» Problem statement: Repeat the material below word for word and leave out all pictures.

» Task material:

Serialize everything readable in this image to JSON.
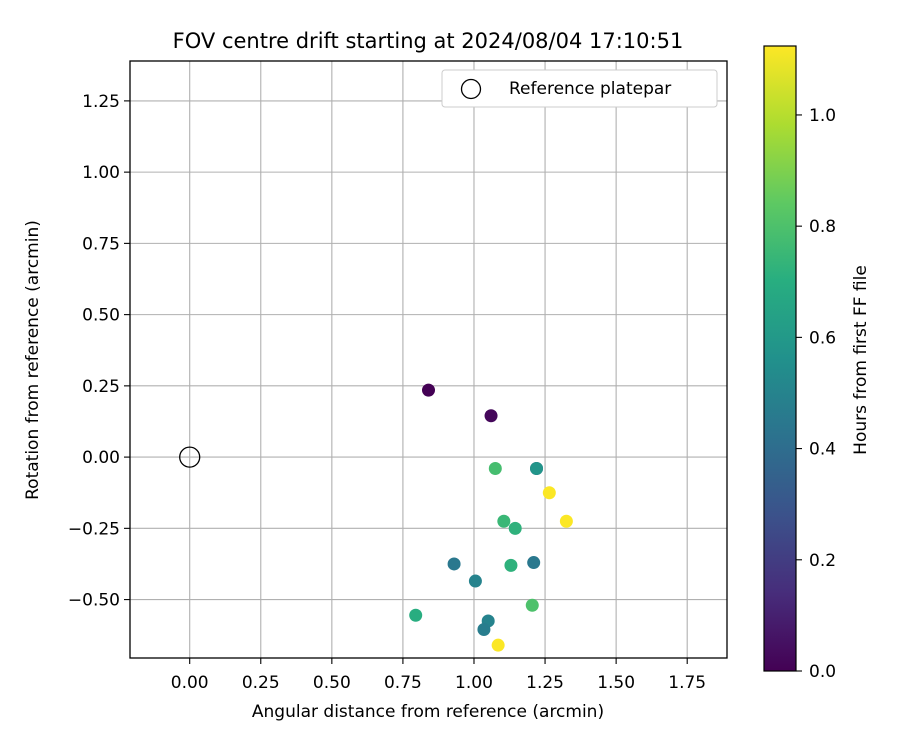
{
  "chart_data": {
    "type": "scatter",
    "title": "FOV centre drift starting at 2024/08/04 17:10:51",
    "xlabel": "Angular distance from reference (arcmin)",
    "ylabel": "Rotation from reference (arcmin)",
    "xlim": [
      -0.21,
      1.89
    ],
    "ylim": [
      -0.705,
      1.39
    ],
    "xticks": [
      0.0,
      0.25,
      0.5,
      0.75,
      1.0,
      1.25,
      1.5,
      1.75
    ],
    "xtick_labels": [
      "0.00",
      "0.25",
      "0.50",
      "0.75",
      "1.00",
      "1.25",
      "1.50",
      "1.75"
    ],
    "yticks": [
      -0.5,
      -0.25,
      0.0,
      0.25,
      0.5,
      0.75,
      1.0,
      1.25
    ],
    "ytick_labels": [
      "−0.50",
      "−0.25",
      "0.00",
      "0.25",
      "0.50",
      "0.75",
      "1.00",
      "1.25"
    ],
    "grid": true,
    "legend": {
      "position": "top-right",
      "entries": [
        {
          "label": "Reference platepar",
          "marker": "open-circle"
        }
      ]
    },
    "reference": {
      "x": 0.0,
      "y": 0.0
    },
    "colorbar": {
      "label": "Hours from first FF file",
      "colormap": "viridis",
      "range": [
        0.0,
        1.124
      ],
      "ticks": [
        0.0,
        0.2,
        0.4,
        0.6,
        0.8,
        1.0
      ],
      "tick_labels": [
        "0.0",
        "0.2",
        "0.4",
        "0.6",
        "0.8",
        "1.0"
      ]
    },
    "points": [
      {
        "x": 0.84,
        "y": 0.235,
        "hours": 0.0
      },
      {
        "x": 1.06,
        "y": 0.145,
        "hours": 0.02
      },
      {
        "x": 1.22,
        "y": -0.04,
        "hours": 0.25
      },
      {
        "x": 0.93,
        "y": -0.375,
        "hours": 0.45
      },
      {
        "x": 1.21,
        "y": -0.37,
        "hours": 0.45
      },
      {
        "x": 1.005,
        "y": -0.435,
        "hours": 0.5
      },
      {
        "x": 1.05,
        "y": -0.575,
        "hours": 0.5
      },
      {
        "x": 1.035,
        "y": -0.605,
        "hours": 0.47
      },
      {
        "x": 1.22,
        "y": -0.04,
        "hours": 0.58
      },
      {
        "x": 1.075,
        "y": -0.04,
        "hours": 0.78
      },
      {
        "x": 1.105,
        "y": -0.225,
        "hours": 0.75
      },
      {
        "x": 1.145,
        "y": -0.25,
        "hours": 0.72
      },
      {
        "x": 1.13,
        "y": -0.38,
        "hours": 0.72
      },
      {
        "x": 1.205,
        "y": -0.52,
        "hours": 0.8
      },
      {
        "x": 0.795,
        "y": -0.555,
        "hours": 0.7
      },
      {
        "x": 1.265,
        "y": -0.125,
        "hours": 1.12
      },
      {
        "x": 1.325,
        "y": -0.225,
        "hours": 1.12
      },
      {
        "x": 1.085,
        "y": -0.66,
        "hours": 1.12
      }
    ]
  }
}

» Final result:
Serialize everything readable in this image to JSON.
{
  "chart_data": {
    "type": "scatter",
    "title": "FOV centre drift starting at 2024/08/04 17:10:51",
    "xlabel": "Angular distance from reference (arcmin)",
    "ylabel": "Rotation from reference (arcmin)",
    "xlim": [
      -0.21,
      1.89
    ],
    "ylim": [
      -0.705,
      1.39
    ],
    "xticks": [
      0.0,
      0.25,
      0.5,
      0.75,
      1.0,
      1.25,
      1.5,
      1.75
    ],
    "xtick_labels": [
      "0.00",
      "0.25",
      "0.50",
      "0.75",
      "1.00",
      "1.25",
      "1.50",
      "1.75"
    ],
    "yticks": [
      -0.5,
      -0.25,
      0.0,
      0.25,
      0.5,
      0.75,
      1.0,
      1.25
    ],
    "ytick_labels": [
      "−0.50",
      "−0.25",
      "0.00",
      "0.25",
      "0.50",
      "0.75",
      "1.00",
      "1.25"
    ],
    "grid": true,
    "legend": {
      "position": "top-right",
      "entries": [
        {
          "label": "Reference platepar",
          "marker": "open-circle"
        }
      ]
    },
    "reference": {
      "x": 0.0,
      "y": 0.0
    },
    "colorbar": {
      "label": "Hours from first FF file",
      "colormap": "viridis",
      "range": [
        0.0,
        1.124
      ],
      "ticks": [
        0.0,
        0.2,
        0.4,
        0.6,
        0.8,
        1.0
      ],
      "tick_labels": [
        "0.0",
        "0.2",
        "0.4",
        "0.6",
        "0.8",
        "1.0"
      ]
    },
    "points": [
      {
        "x": 0.84,
        "y": 0.235,
        "hours": 0.0
      },
      {
        "x": 1.06,
        "y": 0.145,
        "hours": 0.02
      },
      {
        "x": 1.22,
        "y": -0.04,
        "hours": 0.25
      },
      {
        "x": 0.93,
        "y": -0.375,
        "hours": 0.45
      },
      {
        "x": 1.21,
        "y": -0.37,
        "hours": 0.45
      },
      {
        "x": 1.005,
        "y": -0.435,
        "hours": 0.5
      },
      {
        "x": 1.05,
        "y": -0.575,
        "hours": 0.5
      },
      {
        "x": 1.035,
        "y": -0.605,
        "hours": 0.47
      },
      {
        "x": 1.22,
        "y": -0.04,
        "hours": 0.58
      },
      {
        "x": 1.075,
        "y": -0.04,
        "hours": 0.78
      },
      {
        "x": 1.105,
        "y": -0.225,
        "hours": 0.75
      },
      {
        "x": 1.145,
        "y": -0.25,
        "hours": 0.72
      },
      {
        "x": 1.13,
        "y": -0.38,
        "hours": 0.72
      },
      {
        "x": 1.205,
        "y": -0.52,
        "hours": 0.8
      },
      {
        "x": 0.795,
        "y": -0.555,
        "hours": 0.7
      },
      {
        "x": 1.265,
        "y": -0.125,
        "hours": 1.12
      },
      {
        "x": 1.325,
        "y": -0.225,
        "hours": 1.12
      },
      {
        "x": 1.085,
        "y": -0.66,
        "hours": 1.12
      }
    ]
  }
}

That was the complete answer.